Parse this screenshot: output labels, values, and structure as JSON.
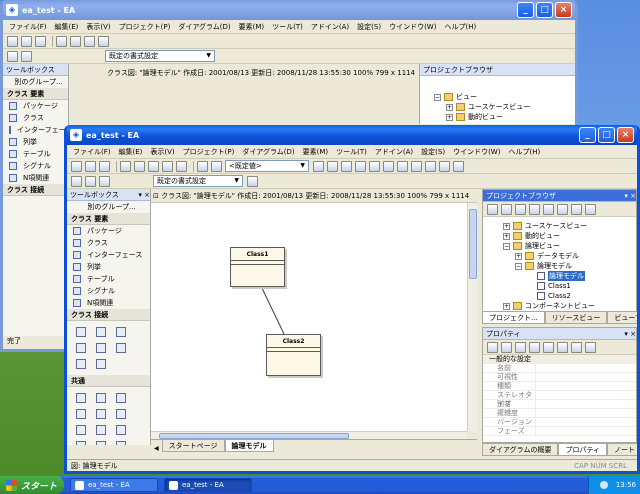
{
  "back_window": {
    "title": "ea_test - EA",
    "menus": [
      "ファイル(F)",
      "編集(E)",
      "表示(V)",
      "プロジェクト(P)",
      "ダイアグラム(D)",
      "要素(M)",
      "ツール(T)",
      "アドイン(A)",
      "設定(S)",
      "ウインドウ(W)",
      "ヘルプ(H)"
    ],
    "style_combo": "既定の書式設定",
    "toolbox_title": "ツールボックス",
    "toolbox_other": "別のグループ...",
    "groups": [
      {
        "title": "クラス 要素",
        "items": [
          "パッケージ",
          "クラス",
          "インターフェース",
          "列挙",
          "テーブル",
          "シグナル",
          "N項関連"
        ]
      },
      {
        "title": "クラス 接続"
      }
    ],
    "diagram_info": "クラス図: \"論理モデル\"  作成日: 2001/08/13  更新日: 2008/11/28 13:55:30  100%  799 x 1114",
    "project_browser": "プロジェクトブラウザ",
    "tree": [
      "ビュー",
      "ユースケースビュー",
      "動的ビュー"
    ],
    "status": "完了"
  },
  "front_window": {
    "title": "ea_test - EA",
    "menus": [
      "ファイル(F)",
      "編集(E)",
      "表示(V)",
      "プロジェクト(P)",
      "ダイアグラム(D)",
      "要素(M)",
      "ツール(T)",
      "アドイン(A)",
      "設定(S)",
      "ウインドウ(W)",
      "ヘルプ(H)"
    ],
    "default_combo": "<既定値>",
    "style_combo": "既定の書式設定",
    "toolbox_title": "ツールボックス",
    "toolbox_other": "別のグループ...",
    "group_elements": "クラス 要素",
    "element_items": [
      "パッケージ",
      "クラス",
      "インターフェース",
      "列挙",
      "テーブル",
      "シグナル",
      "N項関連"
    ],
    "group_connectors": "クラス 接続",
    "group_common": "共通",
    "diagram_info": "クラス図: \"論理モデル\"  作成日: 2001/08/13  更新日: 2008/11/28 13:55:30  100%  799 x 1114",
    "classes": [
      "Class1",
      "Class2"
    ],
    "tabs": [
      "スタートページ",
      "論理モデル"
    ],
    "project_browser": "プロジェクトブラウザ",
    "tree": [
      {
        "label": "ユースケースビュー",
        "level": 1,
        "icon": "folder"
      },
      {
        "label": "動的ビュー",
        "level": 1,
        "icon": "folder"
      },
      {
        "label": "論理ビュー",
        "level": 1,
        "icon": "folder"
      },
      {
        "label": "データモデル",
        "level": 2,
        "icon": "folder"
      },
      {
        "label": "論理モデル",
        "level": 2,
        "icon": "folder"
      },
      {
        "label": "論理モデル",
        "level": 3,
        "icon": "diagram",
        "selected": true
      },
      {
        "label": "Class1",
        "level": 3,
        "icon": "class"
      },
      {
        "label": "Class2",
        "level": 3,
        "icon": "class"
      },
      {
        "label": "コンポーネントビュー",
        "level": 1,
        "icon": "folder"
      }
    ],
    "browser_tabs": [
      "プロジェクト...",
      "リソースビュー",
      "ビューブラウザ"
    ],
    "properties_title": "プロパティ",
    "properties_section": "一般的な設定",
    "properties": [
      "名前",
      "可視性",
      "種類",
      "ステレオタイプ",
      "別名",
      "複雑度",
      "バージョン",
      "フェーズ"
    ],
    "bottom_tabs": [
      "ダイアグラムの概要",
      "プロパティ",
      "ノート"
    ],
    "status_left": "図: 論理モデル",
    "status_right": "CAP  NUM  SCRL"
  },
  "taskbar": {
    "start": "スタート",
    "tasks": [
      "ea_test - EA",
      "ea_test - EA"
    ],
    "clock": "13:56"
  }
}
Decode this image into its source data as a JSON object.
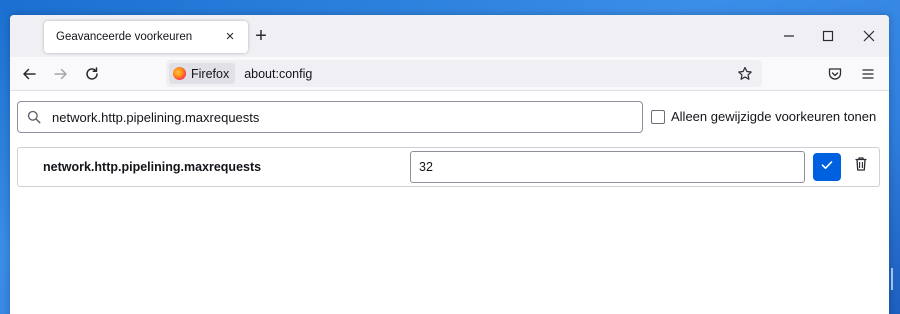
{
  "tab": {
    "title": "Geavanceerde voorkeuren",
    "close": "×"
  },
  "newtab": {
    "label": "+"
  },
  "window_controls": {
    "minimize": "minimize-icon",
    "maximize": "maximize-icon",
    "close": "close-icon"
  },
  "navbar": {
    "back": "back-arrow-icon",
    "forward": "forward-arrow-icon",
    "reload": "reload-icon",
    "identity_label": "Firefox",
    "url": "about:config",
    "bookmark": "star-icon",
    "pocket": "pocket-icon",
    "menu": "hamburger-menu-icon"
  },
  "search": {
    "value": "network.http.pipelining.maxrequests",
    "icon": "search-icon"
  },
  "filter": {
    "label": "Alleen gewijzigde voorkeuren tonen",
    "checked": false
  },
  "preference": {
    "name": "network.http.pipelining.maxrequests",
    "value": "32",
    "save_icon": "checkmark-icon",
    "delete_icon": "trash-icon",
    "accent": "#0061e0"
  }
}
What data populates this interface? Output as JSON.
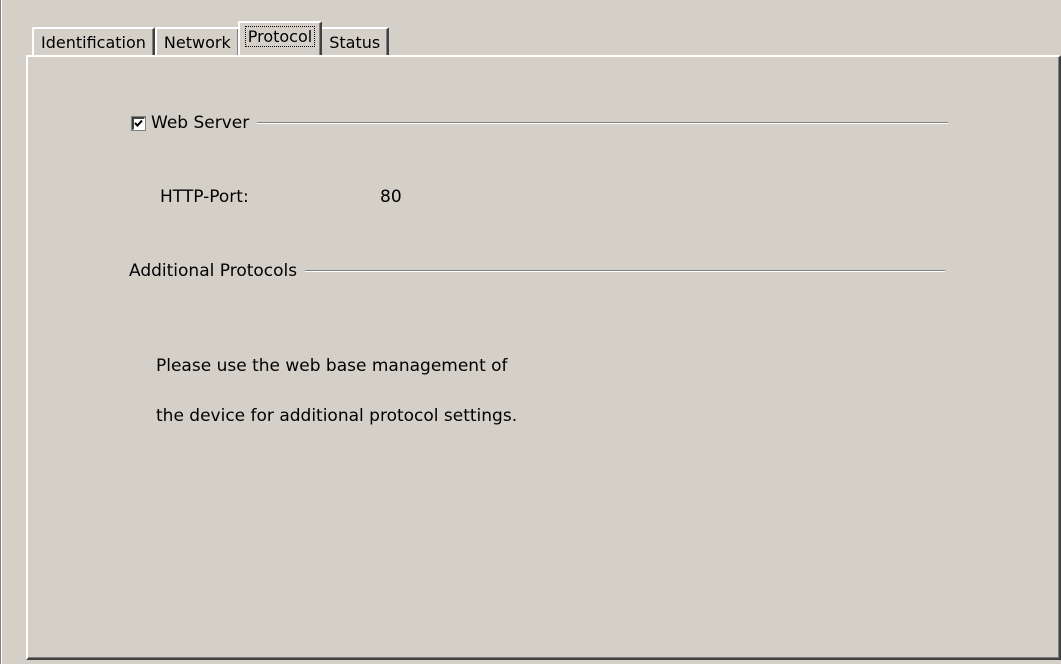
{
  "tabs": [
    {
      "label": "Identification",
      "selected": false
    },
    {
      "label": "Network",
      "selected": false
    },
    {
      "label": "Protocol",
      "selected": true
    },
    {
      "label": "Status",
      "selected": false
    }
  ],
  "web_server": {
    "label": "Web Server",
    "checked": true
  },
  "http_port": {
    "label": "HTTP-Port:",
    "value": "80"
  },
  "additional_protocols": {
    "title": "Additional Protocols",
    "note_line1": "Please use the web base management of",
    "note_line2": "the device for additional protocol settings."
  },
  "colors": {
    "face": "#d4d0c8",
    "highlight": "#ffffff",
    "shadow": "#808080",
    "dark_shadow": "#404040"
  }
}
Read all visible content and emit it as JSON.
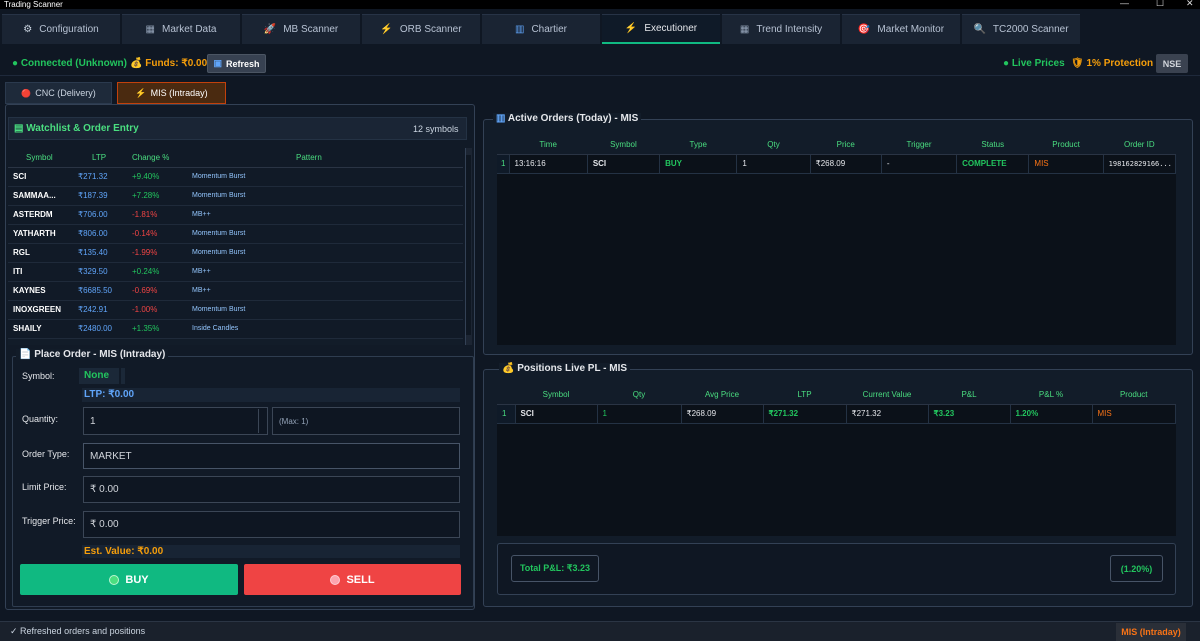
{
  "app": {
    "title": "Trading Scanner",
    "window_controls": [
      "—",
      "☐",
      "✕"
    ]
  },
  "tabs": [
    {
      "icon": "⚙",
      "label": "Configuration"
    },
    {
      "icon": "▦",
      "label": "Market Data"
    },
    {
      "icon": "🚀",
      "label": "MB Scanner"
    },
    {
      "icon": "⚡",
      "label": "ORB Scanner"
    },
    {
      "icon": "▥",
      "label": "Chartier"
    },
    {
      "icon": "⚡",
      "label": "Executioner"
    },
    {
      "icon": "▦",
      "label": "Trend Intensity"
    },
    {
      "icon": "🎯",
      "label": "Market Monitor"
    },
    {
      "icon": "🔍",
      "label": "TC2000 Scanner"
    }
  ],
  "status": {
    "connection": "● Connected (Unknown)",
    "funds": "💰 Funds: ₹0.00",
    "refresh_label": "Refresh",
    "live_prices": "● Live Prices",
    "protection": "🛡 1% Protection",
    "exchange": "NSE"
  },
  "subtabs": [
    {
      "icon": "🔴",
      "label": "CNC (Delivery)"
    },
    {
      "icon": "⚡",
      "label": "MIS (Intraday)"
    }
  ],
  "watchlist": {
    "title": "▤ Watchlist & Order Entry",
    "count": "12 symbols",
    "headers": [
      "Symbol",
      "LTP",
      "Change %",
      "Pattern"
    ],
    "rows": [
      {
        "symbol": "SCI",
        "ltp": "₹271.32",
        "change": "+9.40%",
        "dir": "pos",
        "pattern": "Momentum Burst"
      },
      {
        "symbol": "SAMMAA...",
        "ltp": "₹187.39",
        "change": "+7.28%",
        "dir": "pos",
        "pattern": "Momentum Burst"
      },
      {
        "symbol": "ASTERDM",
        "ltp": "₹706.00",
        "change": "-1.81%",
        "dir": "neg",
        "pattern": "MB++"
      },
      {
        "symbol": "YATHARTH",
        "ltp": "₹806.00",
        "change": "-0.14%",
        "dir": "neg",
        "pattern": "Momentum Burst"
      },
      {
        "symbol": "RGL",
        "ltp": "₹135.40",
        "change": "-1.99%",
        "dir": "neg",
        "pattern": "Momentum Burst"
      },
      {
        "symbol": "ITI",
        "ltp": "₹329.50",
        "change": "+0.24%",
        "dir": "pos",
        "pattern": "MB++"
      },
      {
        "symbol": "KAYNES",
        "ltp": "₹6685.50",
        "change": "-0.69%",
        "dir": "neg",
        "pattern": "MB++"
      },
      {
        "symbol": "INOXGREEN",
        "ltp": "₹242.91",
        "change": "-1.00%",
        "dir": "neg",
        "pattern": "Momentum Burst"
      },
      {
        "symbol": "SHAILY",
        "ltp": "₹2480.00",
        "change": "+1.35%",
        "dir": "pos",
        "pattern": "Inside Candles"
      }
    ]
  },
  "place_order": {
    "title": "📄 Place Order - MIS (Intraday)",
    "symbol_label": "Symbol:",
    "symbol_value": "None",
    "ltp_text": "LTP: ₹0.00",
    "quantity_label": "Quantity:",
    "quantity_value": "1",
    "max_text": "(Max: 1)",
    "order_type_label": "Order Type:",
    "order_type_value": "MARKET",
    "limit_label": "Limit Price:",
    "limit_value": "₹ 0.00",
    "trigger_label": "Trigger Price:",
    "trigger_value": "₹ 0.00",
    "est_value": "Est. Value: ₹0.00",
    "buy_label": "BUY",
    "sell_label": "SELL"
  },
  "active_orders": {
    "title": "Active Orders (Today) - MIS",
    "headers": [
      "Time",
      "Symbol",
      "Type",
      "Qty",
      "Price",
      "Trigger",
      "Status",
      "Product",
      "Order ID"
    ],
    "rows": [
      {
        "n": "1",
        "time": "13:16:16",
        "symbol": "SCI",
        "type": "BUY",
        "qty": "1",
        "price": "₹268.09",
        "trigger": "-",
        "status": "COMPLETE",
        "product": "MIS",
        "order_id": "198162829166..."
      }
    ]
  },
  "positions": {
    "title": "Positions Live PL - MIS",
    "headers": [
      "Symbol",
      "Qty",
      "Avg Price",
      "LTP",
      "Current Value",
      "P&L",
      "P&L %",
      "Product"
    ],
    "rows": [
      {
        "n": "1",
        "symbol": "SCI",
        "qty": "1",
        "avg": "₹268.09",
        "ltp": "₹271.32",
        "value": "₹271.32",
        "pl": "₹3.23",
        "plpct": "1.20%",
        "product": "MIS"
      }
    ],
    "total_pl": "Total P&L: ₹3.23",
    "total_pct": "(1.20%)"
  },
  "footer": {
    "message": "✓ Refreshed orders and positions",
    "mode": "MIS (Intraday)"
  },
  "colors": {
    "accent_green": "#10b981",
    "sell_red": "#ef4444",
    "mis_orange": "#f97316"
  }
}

• _WORK INSTRUCTIONS_
Extract each line holding the string "true".

• _EXPECTED ANSWER_
        "selected": true
      "selected": true
    "checked": true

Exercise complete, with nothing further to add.